* **Task goal**: From the records below, give the number of lines that contain the string "имущества", without any other text.

* **Material**:
──────────────────────────────

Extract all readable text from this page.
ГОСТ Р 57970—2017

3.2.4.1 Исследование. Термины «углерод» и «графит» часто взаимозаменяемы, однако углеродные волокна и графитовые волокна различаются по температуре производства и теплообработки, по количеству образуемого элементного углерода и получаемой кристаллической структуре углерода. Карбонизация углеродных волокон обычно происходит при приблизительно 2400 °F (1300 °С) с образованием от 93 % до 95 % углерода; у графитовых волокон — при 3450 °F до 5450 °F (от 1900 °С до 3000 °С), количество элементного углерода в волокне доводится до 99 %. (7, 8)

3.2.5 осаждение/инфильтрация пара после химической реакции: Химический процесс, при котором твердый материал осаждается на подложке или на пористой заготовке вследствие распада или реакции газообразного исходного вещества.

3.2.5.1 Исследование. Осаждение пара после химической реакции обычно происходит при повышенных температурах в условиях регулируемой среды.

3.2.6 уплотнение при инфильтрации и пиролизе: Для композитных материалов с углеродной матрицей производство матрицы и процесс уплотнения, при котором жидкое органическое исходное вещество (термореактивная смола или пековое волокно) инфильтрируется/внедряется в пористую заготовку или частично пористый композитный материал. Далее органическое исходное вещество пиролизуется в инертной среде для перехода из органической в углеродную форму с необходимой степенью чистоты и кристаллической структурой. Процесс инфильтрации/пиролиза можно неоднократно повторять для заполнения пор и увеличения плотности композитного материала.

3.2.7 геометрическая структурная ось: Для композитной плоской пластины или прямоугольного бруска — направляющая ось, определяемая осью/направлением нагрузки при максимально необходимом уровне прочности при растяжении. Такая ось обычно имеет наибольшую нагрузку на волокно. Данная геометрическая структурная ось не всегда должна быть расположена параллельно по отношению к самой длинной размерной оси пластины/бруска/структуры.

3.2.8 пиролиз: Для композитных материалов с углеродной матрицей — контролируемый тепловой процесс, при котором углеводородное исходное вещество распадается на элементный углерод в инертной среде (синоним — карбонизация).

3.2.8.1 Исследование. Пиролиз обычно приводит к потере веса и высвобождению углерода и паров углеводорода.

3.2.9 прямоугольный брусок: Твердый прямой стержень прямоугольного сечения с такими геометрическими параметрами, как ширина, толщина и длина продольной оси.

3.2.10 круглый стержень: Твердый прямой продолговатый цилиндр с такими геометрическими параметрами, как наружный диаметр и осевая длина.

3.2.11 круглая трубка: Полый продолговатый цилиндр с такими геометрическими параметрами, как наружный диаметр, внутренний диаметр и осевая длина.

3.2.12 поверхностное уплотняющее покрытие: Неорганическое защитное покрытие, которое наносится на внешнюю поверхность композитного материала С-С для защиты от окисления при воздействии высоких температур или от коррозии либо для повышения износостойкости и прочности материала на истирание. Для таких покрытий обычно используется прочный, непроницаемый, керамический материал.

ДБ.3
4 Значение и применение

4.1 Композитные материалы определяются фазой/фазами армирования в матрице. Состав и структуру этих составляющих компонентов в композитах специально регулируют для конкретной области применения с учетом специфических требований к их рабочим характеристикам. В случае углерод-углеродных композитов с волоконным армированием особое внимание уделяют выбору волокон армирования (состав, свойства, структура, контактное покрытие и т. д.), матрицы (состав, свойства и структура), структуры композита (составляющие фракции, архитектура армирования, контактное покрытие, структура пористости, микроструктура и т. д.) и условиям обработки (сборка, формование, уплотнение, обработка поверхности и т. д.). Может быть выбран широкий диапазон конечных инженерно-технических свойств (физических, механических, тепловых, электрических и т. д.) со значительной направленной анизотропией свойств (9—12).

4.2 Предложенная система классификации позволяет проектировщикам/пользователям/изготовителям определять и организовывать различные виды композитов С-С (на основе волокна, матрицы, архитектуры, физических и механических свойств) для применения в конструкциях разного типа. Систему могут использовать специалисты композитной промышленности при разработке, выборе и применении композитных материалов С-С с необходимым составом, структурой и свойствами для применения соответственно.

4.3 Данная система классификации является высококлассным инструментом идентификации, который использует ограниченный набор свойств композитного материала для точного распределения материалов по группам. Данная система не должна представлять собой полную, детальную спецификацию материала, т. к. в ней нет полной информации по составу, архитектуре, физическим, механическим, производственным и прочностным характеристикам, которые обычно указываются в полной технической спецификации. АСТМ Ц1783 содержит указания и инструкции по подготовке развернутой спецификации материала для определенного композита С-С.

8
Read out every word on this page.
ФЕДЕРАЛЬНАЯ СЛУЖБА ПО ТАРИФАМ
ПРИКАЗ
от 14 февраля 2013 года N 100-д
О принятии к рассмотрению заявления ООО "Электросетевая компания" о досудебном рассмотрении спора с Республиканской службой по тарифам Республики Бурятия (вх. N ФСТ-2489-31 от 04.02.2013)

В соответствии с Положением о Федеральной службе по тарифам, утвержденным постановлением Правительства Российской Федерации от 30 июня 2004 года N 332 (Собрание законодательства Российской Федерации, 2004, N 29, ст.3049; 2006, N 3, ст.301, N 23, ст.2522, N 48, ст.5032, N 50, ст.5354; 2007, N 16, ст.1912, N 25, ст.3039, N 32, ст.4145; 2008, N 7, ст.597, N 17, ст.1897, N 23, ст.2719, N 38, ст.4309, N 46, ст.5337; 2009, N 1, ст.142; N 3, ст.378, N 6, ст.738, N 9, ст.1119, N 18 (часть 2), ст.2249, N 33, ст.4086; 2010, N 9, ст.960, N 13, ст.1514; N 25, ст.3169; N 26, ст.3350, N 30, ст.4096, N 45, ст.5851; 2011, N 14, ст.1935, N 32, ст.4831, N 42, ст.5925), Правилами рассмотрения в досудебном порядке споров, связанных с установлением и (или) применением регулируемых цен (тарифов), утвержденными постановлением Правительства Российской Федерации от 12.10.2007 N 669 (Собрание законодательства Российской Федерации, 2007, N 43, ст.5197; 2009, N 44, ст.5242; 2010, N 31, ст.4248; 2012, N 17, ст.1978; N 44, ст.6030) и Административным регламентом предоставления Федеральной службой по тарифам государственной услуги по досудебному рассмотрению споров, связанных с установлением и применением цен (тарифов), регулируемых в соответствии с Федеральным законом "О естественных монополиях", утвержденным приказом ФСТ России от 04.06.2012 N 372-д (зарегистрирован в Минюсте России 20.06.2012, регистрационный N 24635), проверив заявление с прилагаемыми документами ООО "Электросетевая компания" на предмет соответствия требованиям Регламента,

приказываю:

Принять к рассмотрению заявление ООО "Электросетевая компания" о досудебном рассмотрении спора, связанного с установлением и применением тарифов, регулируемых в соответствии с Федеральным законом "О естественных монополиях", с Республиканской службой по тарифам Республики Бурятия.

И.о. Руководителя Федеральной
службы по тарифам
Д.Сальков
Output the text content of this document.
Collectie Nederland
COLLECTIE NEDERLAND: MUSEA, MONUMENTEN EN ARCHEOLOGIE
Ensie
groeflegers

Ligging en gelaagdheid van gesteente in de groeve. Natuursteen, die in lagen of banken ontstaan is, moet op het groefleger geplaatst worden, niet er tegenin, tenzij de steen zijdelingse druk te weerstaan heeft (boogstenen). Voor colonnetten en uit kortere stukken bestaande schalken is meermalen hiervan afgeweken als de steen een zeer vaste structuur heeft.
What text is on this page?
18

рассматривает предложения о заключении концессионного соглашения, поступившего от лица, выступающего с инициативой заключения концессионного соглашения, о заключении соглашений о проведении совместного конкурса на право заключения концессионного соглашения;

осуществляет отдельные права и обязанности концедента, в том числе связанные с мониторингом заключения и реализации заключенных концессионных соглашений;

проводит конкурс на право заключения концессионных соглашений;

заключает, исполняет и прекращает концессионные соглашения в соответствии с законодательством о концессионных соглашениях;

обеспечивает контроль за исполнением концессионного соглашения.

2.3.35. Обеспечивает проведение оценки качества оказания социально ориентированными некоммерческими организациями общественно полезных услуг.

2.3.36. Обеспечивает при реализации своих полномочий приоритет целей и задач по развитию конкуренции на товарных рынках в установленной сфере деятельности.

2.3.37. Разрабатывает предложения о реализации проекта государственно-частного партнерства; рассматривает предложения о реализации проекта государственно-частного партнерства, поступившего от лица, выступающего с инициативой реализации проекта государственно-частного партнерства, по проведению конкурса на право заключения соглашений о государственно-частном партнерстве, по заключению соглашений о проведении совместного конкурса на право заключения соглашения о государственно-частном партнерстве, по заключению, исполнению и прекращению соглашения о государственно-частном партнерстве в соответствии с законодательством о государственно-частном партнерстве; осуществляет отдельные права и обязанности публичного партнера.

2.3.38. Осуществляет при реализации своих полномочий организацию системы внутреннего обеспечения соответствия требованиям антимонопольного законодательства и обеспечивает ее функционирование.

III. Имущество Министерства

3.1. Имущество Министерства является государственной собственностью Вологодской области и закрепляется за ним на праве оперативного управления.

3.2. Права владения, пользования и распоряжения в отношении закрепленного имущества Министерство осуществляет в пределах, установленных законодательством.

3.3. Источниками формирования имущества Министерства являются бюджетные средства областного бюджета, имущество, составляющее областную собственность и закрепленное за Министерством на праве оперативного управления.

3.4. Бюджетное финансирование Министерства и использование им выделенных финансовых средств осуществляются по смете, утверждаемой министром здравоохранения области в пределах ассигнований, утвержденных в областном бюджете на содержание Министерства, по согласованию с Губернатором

──────────────────────────────

* **Problem solution**: 2